■ PROBLEM TO WORK ON
Tally how many lines of the entries below contain the string "legend", with case counting. Reply with the number alone.

(Labeled region entries)

-- begin --

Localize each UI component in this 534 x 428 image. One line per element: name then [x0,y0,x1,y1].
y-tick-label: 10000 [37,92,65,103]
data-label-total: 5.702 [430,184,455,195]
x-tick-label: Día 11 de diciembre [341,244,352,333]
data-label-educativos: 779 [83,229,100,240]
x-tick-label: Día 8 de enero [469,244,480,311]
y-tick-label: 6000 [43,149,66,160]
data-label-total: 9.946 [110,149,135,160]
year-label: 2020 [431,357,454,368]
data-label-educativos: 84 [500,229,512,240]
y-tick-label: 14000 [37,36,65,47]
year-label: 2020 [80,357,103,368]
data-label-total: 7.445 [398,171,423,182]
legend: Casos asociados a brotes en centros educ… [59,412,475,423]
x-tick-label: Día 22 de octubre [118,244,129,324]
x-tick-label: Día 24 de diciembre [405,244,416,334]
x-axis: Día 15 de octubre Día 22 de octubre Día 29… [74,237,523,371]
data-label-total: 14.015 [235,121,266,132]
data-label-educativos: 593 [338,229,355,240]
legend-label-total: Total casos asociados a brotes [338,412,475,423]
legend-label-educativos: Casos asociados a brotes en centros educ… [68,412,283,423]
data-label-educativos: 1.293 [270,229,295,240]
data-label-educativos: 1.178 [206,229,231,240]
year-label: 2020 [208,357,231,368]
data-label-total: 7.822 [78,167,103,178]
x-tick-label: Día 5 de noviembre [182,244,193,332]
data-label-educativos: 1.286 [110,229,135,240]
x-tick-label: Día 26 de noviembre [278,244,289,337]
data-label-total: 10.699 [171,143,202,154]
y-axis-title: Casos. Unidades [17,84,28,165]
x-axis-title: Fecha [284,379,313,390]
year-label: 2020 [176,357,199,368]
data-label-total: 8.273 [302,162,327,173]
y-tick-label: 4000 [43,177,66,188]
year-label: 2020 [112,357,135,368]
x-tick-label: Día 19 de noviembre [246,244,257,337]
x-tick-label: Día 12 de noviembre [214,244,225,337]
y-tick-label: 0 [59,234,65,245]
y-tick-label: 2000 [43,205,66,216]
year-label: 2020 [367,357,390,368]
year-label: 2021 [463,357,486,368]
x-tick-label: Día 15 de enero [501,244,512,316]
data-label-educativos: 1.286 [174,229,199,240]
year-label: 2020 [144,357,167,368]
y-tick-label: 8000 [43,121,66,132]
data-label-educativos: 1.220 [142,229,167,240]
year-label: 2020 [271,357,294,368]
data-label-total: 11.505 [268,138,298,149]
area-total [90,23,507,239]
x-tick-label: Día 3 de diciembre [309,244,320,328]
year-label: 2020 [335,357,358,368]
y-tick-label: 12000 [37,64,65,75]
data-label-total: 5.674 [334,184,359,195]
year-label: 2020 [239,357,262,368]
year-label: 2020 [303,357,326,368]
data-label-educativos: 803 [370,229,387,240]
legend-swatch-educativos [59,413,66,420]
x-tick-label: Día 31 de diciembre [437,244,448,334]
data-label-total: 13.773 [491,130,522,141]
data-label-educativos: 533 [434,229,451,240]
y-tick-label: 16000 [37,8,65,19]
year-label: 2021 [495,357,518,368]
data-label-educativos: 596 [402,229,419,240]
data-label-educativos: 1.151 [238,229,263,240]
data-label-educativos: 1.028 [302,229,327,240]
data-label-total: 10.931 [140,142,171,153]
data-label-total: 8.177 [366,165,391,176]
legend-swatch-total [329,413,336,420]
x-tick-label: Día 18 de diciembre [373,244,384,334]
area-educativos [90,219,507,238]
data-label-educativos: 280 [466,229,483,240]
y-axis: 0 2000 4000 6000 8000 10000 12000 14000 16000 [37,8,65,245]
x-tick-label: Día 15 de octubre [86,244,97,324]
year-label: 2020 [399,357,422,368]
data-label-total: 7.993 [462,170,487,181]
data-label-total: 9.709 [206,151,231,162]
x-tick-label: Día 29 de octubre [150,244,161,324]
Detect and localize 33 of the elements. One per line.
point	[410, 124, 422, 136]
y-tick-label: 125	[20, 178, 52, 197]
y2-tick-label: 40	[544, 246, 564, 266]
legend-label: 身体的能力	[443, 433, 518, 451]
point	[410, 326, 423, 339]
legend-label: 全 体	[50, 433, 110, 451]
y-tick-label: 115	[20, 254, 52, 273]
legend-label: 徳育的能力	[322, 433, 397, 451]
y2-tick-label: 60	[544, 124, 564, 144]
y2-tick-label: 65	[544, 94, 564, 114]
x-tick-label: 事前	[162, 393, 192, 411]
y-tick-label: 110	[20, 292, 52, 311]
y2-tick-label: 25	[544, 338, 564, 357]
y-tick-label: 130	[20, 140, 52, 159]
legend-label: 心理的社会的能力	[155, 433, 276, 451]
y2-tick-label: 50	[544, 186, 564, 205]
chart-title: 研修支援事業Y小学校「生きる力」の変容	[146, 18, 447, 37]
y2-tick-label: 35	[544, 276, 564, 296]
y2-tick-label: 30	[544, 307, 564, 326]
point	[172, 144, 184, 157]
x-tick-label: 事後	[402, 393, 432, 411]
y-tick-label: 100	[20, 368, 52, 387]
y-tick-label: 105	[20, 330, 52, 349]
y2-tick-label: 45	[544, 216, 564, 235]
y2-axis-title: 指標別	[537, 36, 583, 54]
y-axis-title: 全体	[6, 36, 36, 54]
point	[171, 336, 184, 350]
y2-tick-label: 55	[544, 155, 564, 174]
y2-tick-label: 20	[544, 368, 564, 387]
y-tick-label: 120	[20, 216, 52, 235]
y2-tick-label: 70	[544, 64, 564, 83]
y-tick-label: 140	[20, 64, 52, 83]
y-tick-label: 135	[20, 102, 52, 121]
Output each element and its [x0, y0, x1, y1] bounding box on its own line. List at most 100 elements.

-- end --
-- begin --

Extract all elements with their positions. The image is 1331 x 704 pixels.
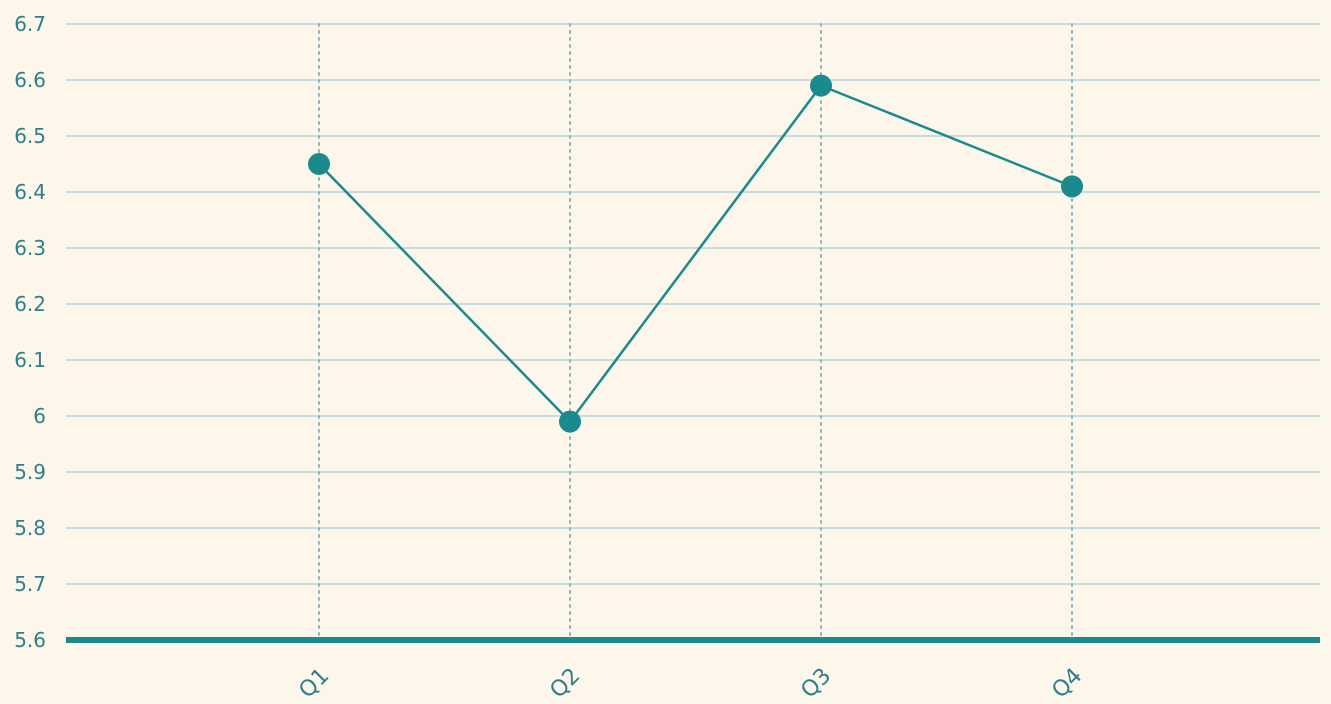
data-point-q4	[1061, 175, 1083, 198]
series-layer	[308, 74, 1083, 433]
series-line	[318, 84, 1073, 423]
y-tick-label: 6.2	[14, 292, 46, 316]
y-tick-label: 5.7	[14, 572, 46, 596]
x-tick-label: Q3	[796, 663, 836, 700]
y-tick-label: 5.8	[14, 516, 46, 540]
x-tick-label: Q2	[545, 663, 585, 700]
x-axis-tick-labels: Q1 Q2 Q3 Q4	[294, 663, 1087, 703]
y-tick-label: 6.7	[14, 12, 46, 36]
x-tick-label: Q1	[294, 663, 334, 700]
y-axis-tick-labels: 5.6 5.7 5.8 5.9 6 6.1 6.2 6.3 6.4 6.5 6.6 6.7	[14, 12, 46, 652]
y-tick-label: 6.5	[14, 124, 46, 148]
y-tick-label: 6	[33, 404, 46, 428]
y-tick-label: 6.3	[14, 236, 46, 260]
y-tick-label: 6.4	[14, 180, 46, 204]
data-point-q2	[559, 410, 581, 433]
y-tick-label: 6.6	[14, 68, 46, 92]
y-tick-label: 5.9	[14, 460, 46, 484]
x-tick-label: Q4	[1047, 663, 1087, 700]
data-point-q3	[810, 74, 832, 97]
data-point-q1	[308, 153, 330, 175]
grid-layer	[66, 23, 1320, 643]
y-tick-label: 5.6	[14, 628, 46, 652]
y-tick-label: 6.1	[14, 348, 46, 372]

-- end --

■ THE OUTPUT
9